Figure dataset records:
—————

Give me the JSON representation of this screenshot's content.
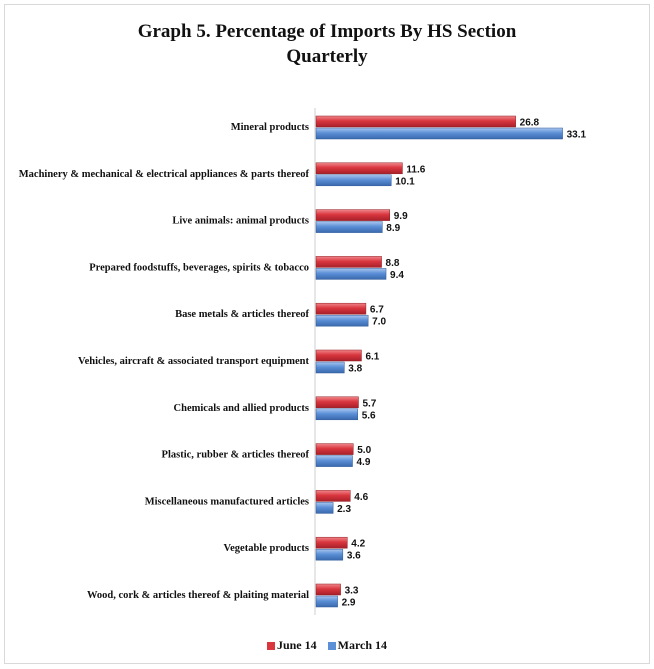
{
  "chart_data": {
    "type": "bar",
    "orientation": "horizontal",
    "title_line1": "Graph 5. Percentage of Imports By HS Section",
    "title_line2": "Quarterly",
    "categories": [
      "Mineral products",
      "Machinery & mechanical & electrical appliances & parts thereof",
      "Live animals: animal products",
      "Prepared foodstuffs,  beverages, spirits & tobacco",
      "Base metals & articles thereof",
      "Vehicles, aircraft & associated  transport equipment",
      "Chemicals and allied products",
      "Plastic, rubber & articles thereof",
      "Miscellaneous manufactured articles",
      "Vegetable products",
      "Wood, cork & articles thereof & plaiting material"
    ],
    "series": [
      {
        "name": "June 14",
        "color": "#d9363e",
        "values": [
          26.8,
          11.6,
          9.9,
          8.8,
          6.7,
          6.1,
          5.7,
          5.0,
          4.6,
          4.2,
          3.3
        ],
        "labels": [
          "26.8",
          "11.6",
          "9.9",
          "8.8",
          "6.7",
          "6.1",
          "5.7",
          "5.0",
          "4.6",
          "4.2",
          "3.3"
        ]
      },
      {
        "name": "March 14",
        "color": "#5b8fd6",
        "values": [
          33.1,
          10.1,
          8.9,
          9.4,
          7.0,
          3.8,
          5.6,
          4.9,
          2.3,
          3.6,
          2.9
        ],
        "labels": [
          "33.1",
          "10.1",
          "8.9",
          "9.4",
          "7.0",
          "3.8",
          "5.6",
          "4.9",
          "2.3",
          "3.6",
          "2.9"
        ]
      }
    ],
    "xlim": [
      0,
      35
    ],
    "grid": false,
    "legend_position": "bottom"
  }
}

—————

State the number of lines in the records that include "products", and write nothing else.

4